Return all lines that include the string "一类是华为生态合作伙伴".

## BEGIN DATASET RECORDS

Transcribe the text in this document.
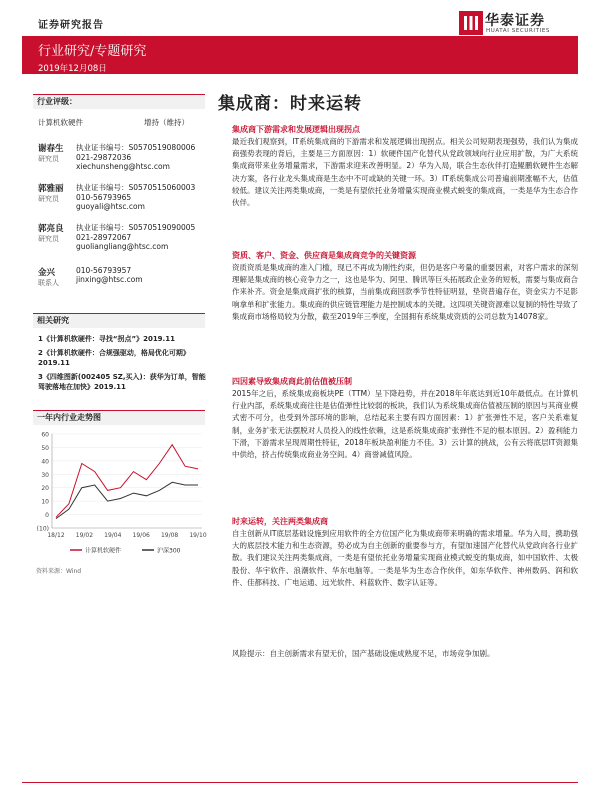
证券研究报告	华泰证券
HUATAI SECURITIES
行业研究/专题研究
2019年12月08日
行业评级：
计算机软硬件	增持（维持）
谢春生
研究员
执业证书编号：S0570519080006
021-29872036
xiechunsheng@htsc.com
郭雅丽
研究员
执业证书编号：S0570515060003
010-56793965
guoyali@htsc.com
郭亮良
研究员
执业证书编号：S0570519090005
021-28972067
guoliangliang@htsc.com
金兴
联系人
010-56793957
jinxing@htsc.com
相关研究
1《计算机软硬件：寻找“拐点”》2019.11
2《计算机软硬件：合规强驱动，格局优化可期》2019.11
3《四维图新(002405 SZ,买入)：获华为订单，智能驾驶落地在加快》2019.11
一年内行业走势图
(10)
0
10
20
30
40
50
60
18/12 19/02 19/04 19/06 19/08 19/10
计算机软硬件	沪深300
资料来源：Wind
集成商：时来运转
集成商下游需求和发展逻辑出现拐点
最近我们观察到，IT系统集成商的下游需求和发展逻辑出现拐点。相关公司短期表现强势，我们认为集成商强势表现的背后，主要是三方面原因：1）软硬件国产化替代从党政领域向行业应用扩散，为广大系统集成商带来业务增量需求，下游需求迎来改善明显。2）华为入局，联合生态伙伴打造鲲鹏软硬件生态解决方案，各行业龙头集成商是生态中不可或缺的关键一环。3）IT系统集成公司普遍前期涨幅不大，估值较低。建议关注两类集成商，一类是有望依托业务增量实现商业模式蜕变的集成商，一类是华为生态合作伙伴。
资质、客户、资金、供应商是集成商竞争的关键资源
资质资质是集成商的准入门槛，现已不再成为刚性约束，但仍是客户考量的重要因素，对客户需求的深刻理解是集成商的核心竞争力之一，这也是华为、阿里、腾讯等巨头拓展政企业务的短板，需要与集成商合作来补齐。资金是集成商扩张的核算，当前集成商回款季节性特征明显，垫资普遍存在，资金实力不足影响拿单和扩张能力。集成商的供应链管理能力是控制成本的关键。这四项关键资源难以复制的特性导致了集成商市场格局较为分散，截至2019年三季度，全国拥有系统集成资质的公司总数为14078家。
四因素导致集成商此前估值被压制
2015年之后，系统集成商板块PE（TTM）呈下降趋势，并在2018年年底达到近10年最低点。在计算机行业内部，系统集成商往往是估值弹性比较弱的板块，我们认为系统集成商估值被压制的原因与其商业模式密不可分，也受到外部环境的影响，总结起来主要有四方面因素：1）扩张弹性不足，客户关系难复制，业务扩张无法摆脱对人员投入的线性依赖，这是系统集成商扩张弹性不足的根本原因。2）盈利能力下滑，下游需求呈现周期性特征，2018年板块盈利能力不佳。3）云计算的挑战，公有云将底层IT资源集中供给，挤占传统集成商业务空间。4）商誉减值风险。
时来运转，关注两类集成商
自主创新从IT底层基础设施到应用软件的全方位国产化为集成商带来明确的需求增量。华为入局，携助强大的底层技术能力和生态资源，势必成为自主创新的重要参与方，有望加速国产化替代从党政向各行业扩散。我们建议关注两类集成商，一类是有望依托业务增量实现商业模式蜕变的集成商，如中国软件、太极股份、华宇软件、浪潮软件、华东电脑等。一类是华为生态合作伙伴，如东华软件、神州数码、润和软件、佳都科技、广电运通、远光软件、科蓝软件、数字认证等。
风险提示：自主创新需求有望无价，国产基础设施成熟度不足，市场竞争加剧。
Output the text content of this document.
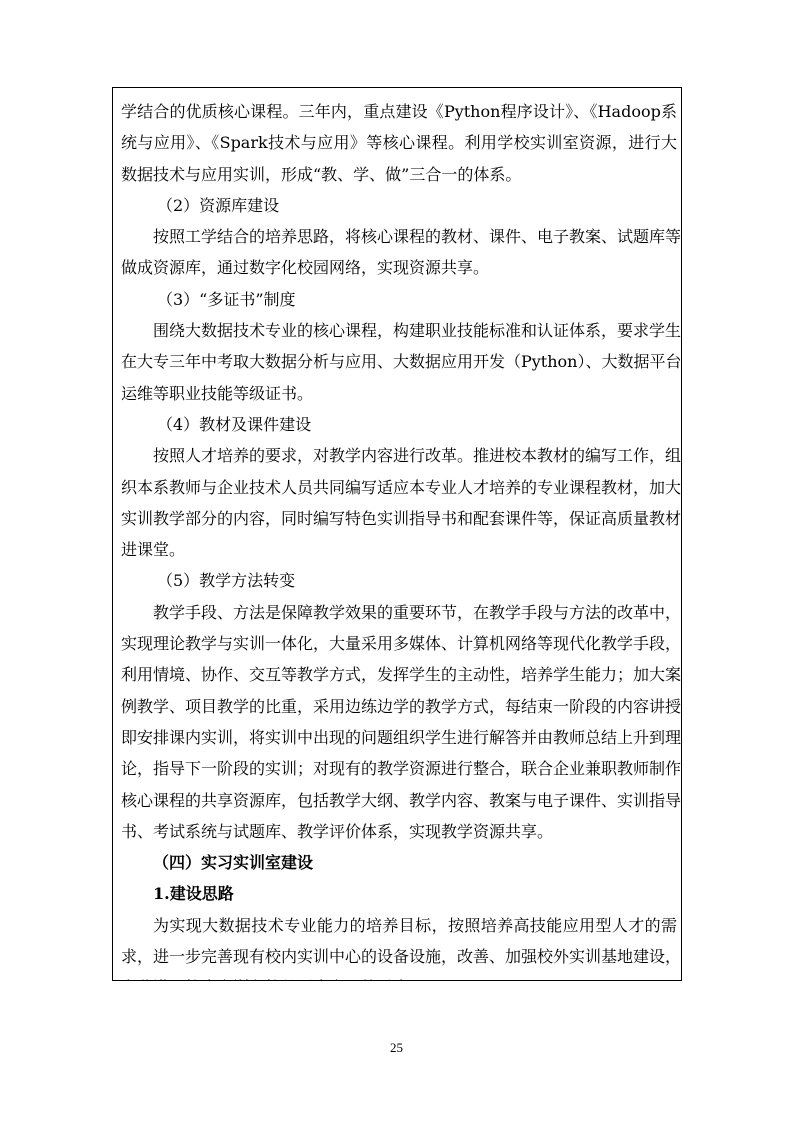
学结合的优质核心课程。三年内，重点建设《Python程序设计》、《Hadoop系
统与应用》、《Spark技术与应用》等核心课程。利用学校实训室资源，进行大
数据技术与应用实训，形成“教、学、做”三合一的体系。
（2）资源库建设
按照工学结合的培养思路，将核心课程的教材、课件、电子教案、试题库等
做成资源库，通过数字化校园网络，实现资源共享。
（3）“多证书”制度
围绕大数据技术专业的核心课程，构建职业技能标准和认证体系，要求学生
在大专三年中考取大数据分析与应用、大数据应用开发（Python）、大数据平台
运维等职业技能等级证书。
（4）教材及课件建设
按照人才培养的要求，对教学内容进行改革。推进校本教材的编写工作，组
织本系教师与企业技术人员共同编写适应本专业人才培养的专业课程教材，加大
实训教学部分的内容，同时编写特色实训指导书和配套课件等，保证高质量教材
进课堂。
（5）教学方法转变
教学手段、方法是保障教学效果的重要环节，在教学手段与方法的改革中，
实现理论教学与实训一体化，大量采用多媒体、计算机网络等现代化教学手段，
利用情境、协作、交互等教学方式，发挥学生的主动性，培养学生能力；加大案
例教学、项目教学的比重，采用边练边学的教学方式，每结束一阶段的内容讲授
即安排课内实训，将实训中出现的问题组织学生进行解答并由教师总结上升到理
论，指导下一阶段的实训；对现有的教学资源进行整合，联合企业兼职教师制作
核心课程的共享资源库，包括教学大纲、教学内容、教案与电子课件、实训指导
书、考试系统与试题库、教学评价体系，实现教学资源共享。
（四）实习实训室建设
1.建设思路
为实现大数据技术专业能力的培养目标，按照培养高技能应用型人才的需
求，进一步完善现有校内实训中心的设备设施，改善、加强校外实训基地建设，
25
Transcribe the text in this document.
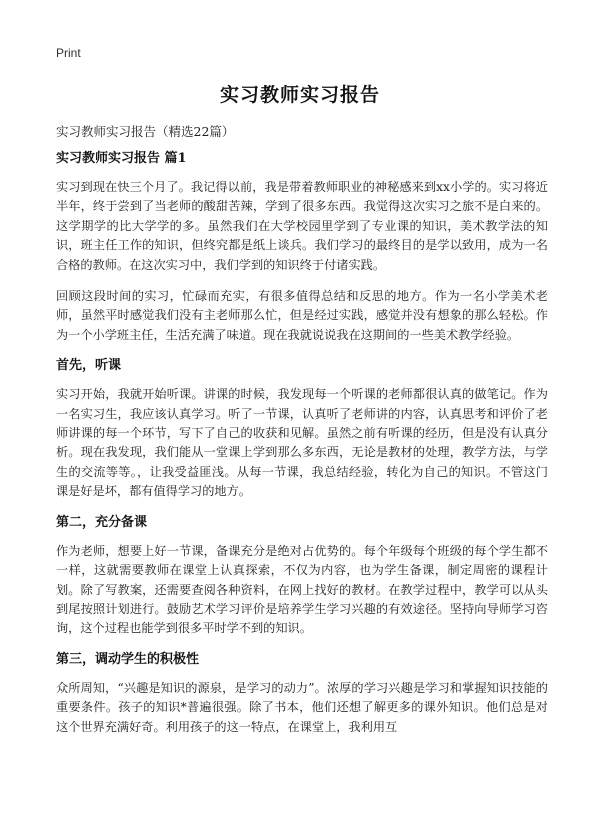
Print
实习教师实习报告
实习教师实习报告（精选22篇）
实习教师实习报告 篇1

实习到现在快三个月了。我记得以前，我是带着教师职业的神秘感来到xx小学的。实习将近半年，终于尝到了当老师的酸甜苦辣，学到了很多东西。我觉得这次实习之旅不是白来的。这学期学的比大学学的多。虽然我们在大学校园里学到了专业课的知识，美术教学法的知识，班主任工作的知识，但终究都是纸上谈兵。我们学习的最终目的是学以致用，成为一名合格的教师。在这次实习中，我们学到的知识终于付诸实践。

回顾这段时间的实习，忙碌而充实，有很多值得总结和反思的地方。作为一名小学美术老师，虽然平时感觉我们没有主老师那么忙，但是经过实践，感觉并没有想象的那么轻松。作为一个小学班主任，生活充满了味道。现在我就说说我在这期间的一些美术教学经验。

首先，听课

实习开始，我就开始听课。讲课的时候，我发现每一个听课的老师都很认真的做笔记。作为一名实习生，我应该认真学习。听了一节课，认真听了老师讲的内容，认真思考和评价了老师讲课的每一个环节，写下了自己的收获和见解。虽然之前有听课的经历，但是没有认真分析。现在我发现，我们能从一堂课上学到那么多东西，无论是教材的处理，教学方法，与学生的交流等等。，让我受益匪浅。从每一节课，我总结经验，转化为自己的知识。不管这门课是好是坏，都有值得学习的地方。

第二，充分备课

作为老师，想要上好一节课，备课充分是绝对占优势的。每个年级每个班级的每个学生都不一样，这就需要教师在课堂上认真探索，不仅为内容，也为学生备课，制定周密的课程计划。除了写教案，还需要查阅各种资料，在网上找好的教材。在教学过程中，教学可以从头到尾按照计划进行。鼓励艺术学习评价是培养学生学习兴趣的有效途径。坚持向导师学习咨询，这个过程也能学到很多平时学不到的知识。

第三，调动学生的积极性

众所周知，“兴趣是知识的源泉，是学习的动力”。浓厚的学习兴趣是学习和掌握知识技能的重要条件。孩子的知识*普遍很强。除了书本，他们还想了解更多的课外知识。他们总是对这个世界充满好奇。利用孩子的这一特点，在课堂上，我利用互
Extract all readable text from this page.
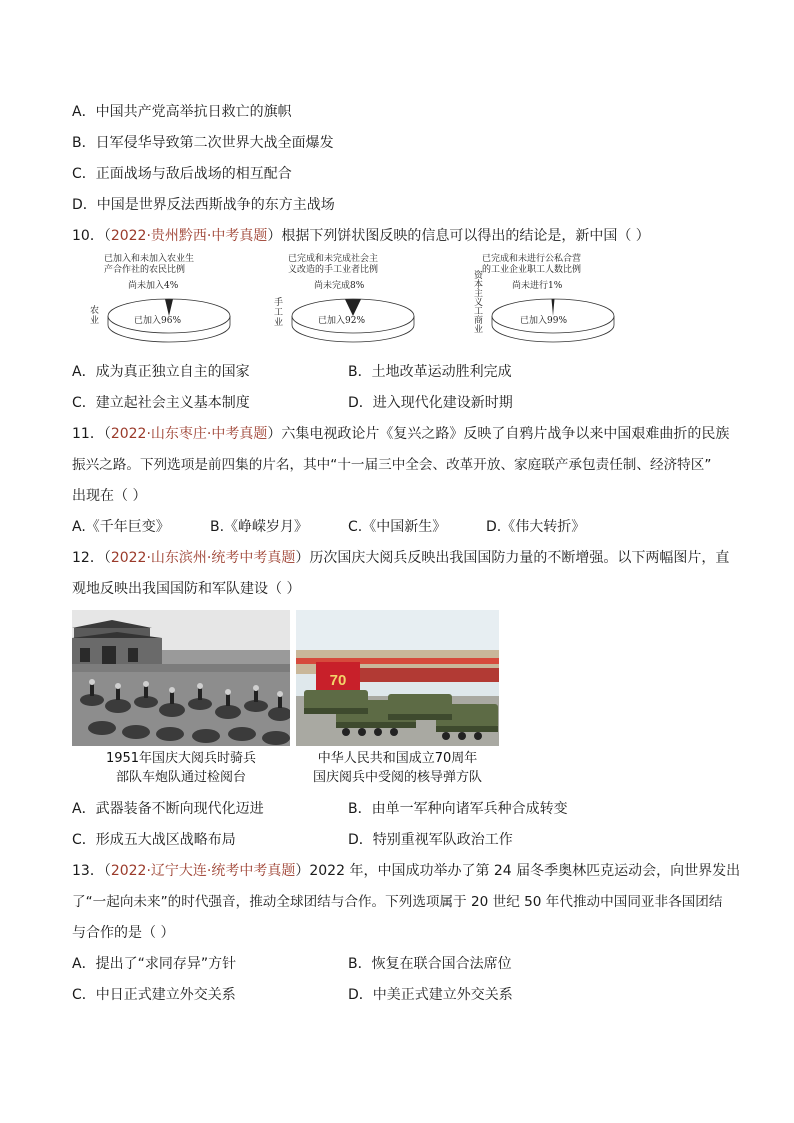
A．中国共产党高举抗日救亡的旗帜
B．日军侵华导致第二次世界大战全面爆发
C．正面战场与敌后战场的相互配合
D．中国是世界反法西斯战争的东方主战场
10．（2022·贵州黔西·中考真题）根据下列饼状图反映的信息可以得出的结论是，新中国（ ）
已加入和未加入农业生
产合作社的农民比例
尚未加入4%
农业	已加入96%
已完成和未完成社会主
义改造的手工业者比例
尚未完成8%
手工业	已加入92%
已完成和未进行公私合营
的工业企业职工人数比例
尚未进行1%
资本主义工商业	已加入99%
A．成为真正独立自主的国家	B．土地改革运动胜利完成
C．建立起社会主义基本制度	D．进入现代化建设新时期
11．（2022·山东枣庄·中考真题）六集电视政论片《复兴之路》反映了自鸦片战争以来中国艰难曲折的民族
振兴之路。下列选项是前四集的片名，其中“十一届三中全会、改革开放、家庭联产承包责任制、经济特区”
出现在（ ）
A.《千年巨变》	B.《峥嵘岁月》	C.《中国新生》	D.《伟大转折》
12．（2022·山东滨州·统考中考真题）历次国庆大阅兵反映出我国国防力量的不断增强。以下两幅图片，直
观地反映出我国国防和军队建设（ ）
70
1951年国庆大阅兵时骑兵
部队车炮队通过检阅台
中华人民共和国成立70周年
国庆阅兵中受阅的核导弹方队
A．武器装备不断向现代化迈进	B．由单一军种向诸军兵种合成转变
C．形成五大战区战略布局	D．特别重视军队政治工作
13．（2022·辽宁大连·统考中考真题）2022 年，中国成功举办了第 24 届冬季奥林匹克运动会，向世界发出
了“一起向未来”的时代强音，推动全球团结与合作。下列选项属于 20 世纪 50 年代推动中国同亚非各国团结
与合作的是（ ）
A．提出了“求同存异”方针	B．恢复在联合国合法席位
C．中日正式建立外交关系	D．中美正式建立外交关系
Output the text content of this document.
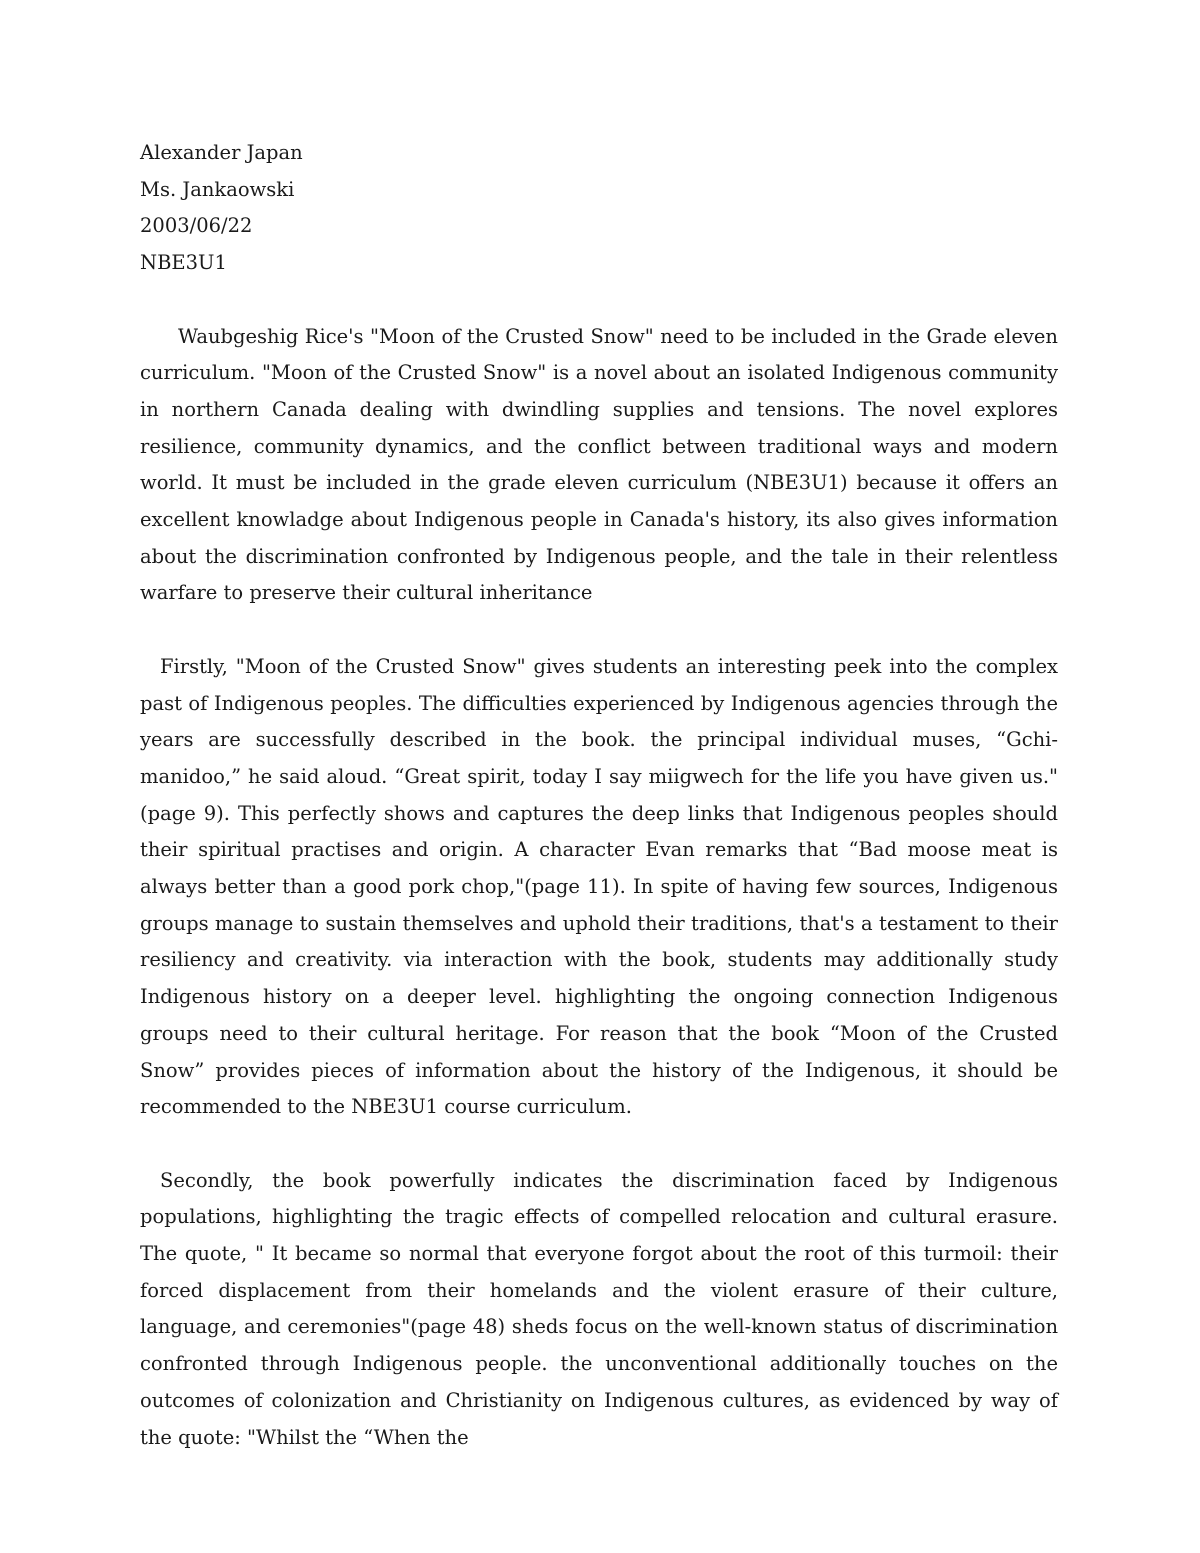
Alexander Japan

Ms. Jankaowski

2003/06/22

NBE3U1

Waubgeshig Rice's "Moon of the Crusted Snow" need to be included in the Grade eleven curriculum. "Moon of the Crusted Snow" is a novel about an isolated Indigenous community in northern Canada dealing with dwindling supplies and tensions. The novel explores resilience, community dynamics, and the conflict between traditional ways and modern world. It must be included in the grade eleven curriculum (NBE3U1) because it offers an excellent knowladge about Indigenous people in Canada's history, its also gives information about the discrimination confronted by Indigenous people, and the tale in their relentless warfare to preserve their cultural inheritance

Firstly, "Moon of the Crusted Snow" gives students an interesting peek into the complex past of Indigenous peoples. The difficulties experienced by Indigenous agencies through the years are successfully described in the book. the principal individual muses, “Gchi-manidoo,” he said aloud. “Great spirit, today I say miigwech for the life you have given us."(page 9). This perfectly shows and captures the deep links that Indigenous peoples should their spiritual practises and origin. A character Evan remarks that “Bad moose meat is always better than a good pork chop,"(page 11). In spite of having few sources, Indigenous groups manage to sustain themselves and uphold their traditions, that's a testament to their resiliency and creativity. via interaction with the book, students may additionally study Indigenous history on a deeper level. highlighting the ongoing connection Indigenous groups need to their cultural heritage. For reason that the book “Moon of the Crusted Snow” provides pieces of information about the history of the Indigenous, it should be recommended to the NBE3U1 course curriculum.

Secondly, the book powerfully indicates the discrimination faced by Indigenous populations, highlighting the tragic effects of compelled relocation and cultural erasure. The quote, " It became so normal that everyone forgot about the root of this turmoil: their forced displacement from their homelands and the violent erasure of their culture, language, and ceremonies"(page 48) sheds focus on the well-known status of discrimination confronted through Indigenous people. the unconventional additionally touches on the outcomes of colonization and Christianity on Indigenous cultures, as evidenced by way of the quote: "Whilst the “When the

## END DATASET RECORDS

▶ COMPLETE OUTPUT:
最近我们观察到，IT系统集成商的下游需求和发展逻辑出现拐点。相关公司短期表现强势，我们认为集成商强势表现的背后，主要是三方面原因：1）软硬件国产化替代从党政领域向行业应用扩散，为广大系统集成商带来业务增量需求，下游需求迎来改善明显。2）华为入局，联合生态伙伴打造鲲鹏软硬件生态解决方案，各行业龙头集成商是生态中不可或缺的关键一环。3）IT系统集成公司普遍前期涨幅不大，估值较低。建议关注两类集成商，一类是有望依托业务增量实现商业模式蜕变的集成商，一类是华为生态合作伙伴。
自主创新从IT底层基础设施到应用软件的全方位国产化为集成商带来明确的需求增量。华为入局，携助强大的底层技术能力和生态资源，势必成为自主创新的重要参与方，有望加速国产化替代从党政向各行业扩散。我们建议关注两类集成商，一类是有望依托业务增量实现商业模式蜕变的集成商，如中国软件、太极股份、华宇软件、浪潮软件、华东电脑等。一类是华为生态合作伙伴，如东华软件、神州数码、润和软件、佳都科技、广电运通、远光软件、科蓝软件、数字认证等。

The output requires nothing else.